Figure contents as structured data:
==*==

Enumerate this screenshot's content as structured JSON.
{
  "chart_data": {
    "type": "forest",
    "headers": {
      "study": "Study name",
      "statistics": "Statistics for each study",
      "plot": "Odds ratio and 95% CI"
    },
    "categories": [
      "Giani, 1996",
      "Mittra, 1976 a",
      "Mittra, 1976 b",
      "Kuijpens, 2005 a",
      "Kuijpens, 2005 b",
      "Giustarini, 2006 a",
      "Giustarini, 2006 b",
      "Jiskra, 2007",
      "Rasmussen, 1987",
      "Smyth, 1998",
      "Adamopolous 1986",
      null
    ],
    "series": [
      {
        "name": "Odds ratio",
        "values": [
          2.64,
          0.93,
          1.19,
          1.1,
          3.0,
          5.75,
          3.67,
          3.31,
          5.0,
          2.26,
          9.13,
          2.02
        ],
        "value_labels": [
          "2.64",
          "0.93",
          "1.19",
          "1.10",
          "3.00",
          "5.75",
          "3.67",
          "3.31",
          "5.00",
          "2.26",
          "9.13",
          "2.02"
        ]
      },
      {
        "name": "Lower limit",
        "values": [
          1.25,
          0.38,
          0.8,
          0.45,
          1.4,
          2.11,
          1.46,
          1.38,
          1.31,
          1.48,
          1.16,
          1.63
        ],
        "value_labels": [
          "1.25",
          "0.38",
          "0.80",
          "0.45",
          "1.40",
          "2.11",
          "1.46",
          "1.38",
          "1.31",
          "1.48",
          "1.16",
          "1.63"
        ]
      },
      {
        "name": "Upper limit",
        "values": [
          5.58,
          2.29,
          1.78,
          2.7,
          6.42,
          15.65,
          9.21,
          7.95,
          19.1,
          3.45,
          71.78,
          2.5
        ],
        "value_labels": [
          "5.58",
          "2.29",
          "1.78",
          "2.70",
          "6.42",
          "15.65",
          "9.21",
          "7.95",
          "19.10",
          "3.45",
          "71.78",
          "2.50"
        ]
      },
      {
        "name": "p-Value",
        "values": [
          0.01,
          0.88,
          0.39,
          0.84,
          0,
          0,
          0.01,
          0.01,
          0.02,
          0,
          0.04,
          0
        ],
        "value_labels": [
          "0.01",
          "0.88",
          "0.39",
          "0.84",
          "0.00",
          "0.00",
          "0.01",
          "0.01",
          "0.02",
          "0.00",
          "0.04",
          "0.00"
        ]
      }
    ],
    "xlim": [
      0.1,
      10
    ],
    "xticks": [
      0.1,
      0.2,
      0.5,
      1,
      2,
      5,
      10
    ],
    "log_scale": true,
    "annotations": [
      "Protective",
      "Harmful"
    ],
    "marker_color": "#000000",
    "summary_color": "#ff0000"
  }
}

==*==

- Job -
Nothing should be changed: write out all of the data as is.

- Solution below -
Enumerate this screenshot's content as structured JSON.
{
  "chart_data": {
    "type": "forest",
    "headers": {
      "study": "Study name",
      "statistics": "Statistics for each study",
      "plot": "Odds ratio and 95% CI"
    },
    "categories": [
      "Giani, 1996",
      "Mittra, 1976 a",
      "Mittra, 1976 b",
      "Kuijpens, 2005 a",
      "Kuijpens, 2005 b",
      "Giustarini, 2006 a",
      "Giustarini, 2006 b",
      "Jiskra, 2007",
      "Rasmussen, 1987",
      "Smyth, 1998",
      "Adamopolous 1986",
      null
    ],
    "series": [
      {
        "name": "Odds ratio",
        "values": [
          2.64,
          0.93,
          1.19,
          1.1,
          3.0,
          5.75,
          3.67,
          3.31,
          5.0,
          2.26,
          9.13,
          2.02
        ],
        "value_labels": [
          "2.64",
          "0.93",
          "1.19",
          "1.10",
          "3.00",
          "5.75",
          "3.67",
          "3.31",
          "5.00",
          "2.26",
          "9.13",
          "2.02"
        ]
      },
      {
        "name": "Lower limit",
        "values": [
          1.25,
          0.38,
          0.8,
          0.45,
          1.4,
          2.11,
          1.46,
          1.38,
          1.31,
          1.48,
          1.16,
          1.63
        ],
        "value_labels": [
          "1.25",
          "0.38",
          "0.80",
          "0.45",
          "1.40",
          "2.11",
          "1.46",
          "1.38",
          "1.31",
          "1.48",
          "1.16",
          "1.63"
        ]
      },
      {
        "name": "Upper limit",
        "values": [
          5.58,
          2.29,
          1.78,
          2.7,
          6.42,
          15.65,
          9.21,
          7.95,
          19.1,
          3.45,
          71.78,
          2.5
        ],
        "value_labels": [
          "5.58",
          "2.29",
          "1.78",
          "2.70",
          "6.42",
          "15.65",
          "9.21",
          "7.95",
          "19.10",
          "3.45",
          "71.78",
          "2.50"
        ]
      },
      {
        "name": "p-Value",
        "values": [
          0.01,
          0.88,
          0.39,
          0.84,
          0,
          0,
          0.01,
          0.01,
          0.02,
          0,
          0.04,
          0
        ],
        "value_labels": [
          "0.01",
          "0.88",
          "0.39",
          "0.84",
          "0.00",
          "0.00",
          "0.01",
          "0.01",
          "0.02",
          "0.00",
          "0.04",
          "0.00"
        ]
      }
    ],
    "xlim": [
      0.1,
      10
    ],
    "xticks": [
      0.1,
      0.2,
      0.5,
      1,
      2,
      5,
      10
    ],
    "log_scale": true,
    "annotations": [
      "Protective",
      "Harmful"
    ],
    "marker_color": "#000000",
    "summary_color": "#ff0000"
  }
}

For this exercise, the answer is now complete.